> The problem
Determine which lines contain the word "served", then copy those lines.

Data excerpts:
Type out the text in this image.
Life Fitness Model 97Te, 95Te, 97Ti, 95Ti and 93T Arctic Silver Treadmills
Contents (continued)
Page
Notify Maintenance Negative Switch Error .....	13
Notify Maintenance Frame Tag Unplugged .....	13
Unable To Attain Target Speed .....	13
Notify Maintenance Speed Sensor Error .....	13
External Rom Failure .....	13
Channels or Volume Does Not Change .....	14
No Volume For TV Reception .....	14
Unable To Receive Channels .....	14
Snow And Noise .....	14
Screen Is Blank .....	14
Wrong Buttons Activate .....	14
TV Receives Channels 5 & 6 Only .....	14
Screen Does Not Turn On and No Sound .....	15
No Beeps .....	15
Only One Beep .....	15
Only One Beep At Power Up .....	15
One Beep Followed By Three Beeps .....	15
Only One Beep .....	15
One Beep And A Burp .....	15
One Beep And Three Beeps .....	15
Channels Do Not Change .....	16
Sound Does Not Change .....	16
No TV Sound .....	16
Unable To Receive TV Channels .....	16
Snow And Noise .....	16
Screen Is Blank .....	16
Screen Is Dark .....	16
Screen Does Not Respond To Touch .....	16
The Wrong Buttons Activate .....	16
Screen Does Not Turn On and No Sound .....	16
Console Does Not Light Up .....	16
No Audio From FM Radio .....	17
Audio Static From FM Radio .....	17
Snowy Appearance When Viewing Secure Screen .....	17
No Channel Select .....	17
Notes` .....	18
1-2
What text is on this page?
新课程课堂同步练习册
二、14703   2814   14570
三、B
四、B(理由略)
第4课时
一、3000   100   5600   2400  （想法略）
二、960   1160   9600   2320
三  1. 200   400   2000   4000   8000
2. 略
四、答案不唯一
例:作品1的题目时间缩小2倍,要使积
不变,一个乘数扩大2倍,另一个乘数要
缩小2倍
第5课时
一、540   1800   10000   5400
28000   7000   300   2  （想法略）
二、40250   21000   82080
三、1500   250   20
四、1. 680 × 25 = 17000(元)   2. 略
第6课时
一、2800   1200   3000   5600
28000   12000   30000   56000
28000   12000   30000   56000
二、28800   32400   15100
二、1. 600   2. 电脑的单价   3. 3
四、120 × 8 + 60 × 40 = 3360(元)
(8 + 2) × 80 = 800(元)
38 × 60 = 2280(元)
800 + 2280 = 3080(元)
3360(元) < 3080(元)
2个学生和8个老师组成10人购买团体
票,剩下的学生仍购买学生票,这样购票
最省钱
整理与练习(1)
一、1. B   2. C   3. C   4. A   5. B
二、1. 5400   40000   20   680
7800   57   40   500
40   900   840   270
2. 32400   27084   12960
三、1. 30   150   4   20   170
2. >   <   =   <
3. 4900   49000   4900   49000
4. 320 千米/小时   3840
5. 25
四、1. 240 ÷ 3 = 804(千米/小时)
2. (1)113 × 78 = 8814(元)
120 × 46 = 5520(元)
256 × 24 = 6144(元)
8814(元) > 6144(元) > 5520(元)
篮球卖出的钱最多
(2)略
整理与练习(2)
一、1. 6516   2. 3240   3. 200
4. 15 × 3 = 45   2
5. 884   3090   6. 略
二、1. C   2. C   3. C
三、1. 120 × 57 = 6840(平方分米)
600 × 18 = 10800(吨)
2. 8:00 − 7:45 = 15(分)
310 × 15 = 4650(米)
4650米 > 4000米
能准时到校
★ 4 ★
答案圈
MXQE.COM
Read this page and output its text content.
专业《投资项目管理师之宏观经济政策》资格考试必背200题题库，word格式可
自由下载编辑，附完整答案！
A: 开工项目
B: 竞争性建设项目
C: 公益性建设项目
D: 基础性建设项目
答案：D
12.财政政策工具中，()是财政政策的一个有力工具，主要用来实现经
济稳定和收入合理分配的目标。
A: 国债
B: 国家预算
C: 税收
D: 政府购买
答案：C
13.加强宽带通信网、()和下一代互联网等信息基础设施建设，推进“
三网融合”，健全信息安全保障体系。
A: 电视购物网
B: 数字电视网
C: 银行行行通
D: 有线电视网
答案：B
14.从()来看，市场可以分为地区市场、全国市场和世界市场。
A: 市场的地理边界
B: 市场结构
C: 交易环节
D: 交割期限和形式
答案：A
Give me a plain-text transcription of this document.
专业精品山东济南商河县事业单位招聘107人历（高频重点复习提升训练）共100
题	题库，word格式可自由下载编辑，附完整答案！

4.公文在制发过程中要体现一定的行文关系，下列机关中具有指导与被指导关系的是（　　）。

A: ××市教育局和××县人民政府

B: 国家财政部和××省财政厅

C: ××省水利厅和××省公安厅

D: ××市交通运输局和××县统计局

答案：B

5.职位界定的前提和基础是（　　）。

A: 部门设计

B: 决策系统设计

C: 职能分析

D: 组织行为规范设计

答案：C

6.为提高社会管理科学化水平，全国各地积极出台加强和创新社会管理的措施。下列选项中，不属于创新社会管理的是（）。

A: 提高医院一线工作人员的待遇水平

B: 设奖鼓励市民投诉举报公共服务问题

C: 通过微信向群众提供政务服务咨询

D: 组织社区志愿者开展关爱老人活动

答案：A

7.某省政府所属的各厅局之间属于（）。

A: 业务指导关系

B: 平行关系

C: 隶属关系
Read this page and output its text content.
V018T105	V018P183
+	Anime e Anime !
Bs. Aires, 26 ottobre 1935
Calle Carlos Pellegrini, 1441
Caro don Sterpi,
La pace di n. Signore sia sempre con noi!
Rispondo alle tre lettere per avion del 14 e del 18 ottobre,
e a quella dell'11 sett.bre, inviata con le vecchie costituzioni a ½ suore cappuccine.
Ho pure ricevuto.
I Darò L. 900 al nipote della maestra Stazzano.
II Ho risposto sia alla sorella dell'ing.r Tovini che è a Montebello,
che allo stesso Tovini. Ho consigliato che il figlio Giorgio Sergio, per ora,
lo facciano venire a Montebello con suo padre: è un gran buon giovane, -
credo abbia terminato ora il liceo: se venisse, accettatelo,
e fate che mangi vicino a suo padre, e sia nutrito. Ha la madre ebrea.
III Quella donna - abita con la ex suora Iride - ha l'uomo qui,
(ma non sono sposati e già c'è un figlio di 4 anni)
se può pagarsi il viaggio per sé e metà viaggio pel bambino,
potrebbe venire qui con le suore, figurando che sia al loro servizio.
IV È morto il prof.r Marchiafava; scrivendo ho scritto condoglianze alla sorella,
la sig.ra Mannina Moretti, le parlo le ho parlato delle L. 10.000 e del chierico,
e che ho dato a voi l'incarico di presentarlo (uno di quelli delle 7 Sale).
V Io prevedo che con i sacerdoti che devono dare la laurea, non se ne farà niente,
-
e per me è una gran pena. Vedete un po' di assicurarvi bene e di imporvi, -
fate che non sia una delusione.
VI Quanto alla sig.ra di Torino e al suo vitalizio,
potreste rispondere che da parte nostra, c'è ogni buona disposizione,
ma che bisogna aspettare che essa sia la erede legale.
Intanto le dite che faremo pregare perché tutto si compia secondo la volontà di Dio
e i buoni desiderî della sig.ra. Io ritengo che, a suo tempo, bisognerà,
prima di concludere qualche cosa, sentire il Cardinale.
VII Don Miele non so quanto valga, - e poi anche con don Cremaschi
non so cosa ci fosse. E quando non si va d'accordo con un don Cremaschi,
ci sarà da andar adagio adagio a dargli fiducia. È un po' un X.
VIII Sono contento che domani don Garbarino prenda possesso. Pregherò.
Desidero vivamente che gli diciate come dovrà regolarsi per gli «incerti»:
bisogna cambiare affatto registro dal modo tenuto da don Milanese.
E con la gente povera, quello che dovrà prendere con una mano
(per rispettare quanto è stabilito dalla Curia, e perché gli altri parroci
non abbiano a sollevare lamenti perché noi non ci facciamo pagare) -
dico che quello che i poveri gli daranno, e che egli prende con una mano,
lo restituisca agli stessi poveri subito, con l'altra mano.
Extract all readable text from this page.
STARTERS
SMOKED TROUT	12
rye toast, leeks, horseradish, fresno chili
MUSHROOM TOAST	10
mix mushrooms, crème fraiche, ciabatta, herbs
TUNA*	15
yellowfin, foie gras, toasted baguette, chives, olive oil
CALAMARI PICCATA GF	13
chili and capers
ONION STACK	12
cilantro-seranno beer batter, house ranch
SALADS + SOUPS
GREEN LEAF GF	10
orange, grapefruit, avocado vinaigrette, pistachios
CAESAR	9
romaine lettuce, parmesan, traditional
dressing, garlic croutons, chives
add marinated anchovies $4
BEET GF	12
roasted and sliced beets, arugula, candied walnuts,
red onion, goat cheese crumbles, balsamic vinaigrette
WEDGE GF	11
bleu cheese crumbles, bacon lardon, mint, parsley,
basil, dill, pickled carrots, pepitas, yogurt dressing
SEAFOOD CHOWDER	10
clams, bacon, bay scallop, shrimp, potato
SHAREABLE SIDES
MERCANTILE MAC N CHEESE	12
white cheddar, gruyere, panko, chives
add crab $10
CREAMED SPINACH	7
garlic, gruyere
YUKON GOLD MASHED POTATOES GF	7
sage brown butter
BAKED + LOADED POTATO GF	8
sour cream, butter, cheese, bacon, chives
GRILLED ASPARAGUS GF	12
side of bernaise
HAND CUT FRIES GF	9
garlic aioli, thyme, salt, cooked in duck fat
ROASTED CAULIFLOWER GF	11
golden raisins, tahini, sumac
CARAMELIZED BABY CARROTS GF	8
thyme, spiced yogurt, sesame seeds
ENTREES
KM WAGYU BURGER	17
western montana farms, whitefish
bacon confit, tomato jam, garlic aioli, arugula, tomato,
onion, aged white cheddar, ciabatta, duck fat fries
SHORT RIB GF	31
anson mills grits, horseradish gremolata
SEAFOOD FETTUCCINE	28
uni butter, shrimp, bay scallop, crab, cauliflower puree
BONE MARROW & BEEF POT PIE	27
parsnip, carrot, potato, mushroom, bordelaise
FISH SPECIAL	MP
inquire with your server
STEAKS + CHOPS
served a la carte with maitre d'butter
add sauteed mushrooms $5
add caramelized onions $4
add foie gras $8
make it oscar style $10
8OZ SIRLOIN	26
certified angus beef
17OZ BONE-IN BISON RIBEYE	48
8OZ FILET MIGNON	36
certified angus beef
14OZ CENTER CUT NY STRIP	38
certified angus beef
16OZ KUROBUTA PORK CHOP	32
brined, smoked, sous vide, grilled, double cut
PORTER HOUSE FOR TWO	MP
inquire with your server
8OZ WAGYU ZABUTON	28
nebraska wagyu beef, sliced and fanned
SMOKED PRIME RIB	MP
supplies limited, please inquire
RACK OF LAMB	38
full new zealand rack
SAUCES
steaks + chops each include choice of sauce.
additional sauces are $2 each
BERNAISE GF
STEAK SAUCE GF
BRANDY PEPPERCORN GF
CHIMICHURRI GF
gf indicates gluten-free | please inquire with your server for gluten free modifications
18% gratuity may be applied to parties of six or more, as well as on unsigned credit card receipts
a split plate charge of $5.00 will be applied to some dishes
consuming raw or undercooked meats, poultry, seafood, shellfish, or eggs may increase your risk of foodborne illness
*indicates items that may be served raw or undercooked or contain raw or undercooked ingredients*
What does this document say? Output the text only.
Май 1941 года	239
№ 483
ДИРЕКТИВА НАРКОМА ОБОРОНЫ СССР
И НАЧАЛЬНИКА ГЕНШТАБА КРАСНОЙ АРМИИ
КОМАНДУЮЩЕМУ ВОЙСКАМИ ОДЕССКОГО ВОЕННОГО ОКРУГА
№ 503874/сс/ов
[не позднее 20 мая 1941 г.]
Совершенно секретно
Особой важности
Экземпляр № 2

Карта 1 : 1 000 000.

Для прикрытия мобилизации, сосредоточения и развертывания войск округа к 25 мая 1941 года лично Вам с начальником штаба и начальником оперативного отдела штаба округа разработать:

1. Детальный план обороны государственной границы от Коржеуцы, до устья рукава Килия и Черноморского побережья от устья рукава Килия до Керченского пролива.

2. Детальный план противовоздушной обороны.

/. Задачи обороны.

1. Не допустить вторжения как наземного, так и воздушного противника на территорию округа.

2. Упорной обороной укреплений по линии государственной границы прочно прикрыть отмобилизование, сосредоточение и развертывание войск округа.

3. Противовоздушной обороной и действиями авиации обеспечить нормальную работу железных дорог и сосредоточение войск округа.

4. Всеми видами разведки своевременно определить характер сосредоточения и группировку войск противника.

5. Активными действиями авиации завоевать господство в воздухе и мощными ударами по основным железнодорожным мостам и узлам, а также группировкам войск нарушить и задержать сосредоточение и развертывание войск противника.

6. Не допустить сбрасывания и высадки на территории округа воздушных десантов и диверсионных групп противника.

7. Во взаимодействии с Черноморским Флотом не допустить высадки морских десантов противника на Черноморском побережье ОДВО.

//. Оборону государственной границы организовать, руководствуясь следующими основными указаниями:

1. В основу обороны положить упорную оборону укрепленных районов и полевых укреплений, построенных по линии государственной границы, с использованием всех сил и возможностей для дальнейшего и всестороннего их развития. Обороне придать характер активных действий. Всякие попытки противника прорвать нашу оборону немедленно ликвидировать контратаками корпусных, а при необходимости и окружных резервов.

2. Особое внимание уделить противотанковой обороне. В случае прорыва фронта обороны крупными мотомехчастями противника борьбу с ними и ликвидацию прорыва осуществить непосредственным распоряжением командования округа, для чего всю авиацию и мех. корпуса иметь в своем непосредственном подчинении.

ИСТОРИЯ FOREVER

> Written solution
served a la carte with maitre d'butter
*indicates items that may be served raw or undercooked or contain raw or undercooked ingredients*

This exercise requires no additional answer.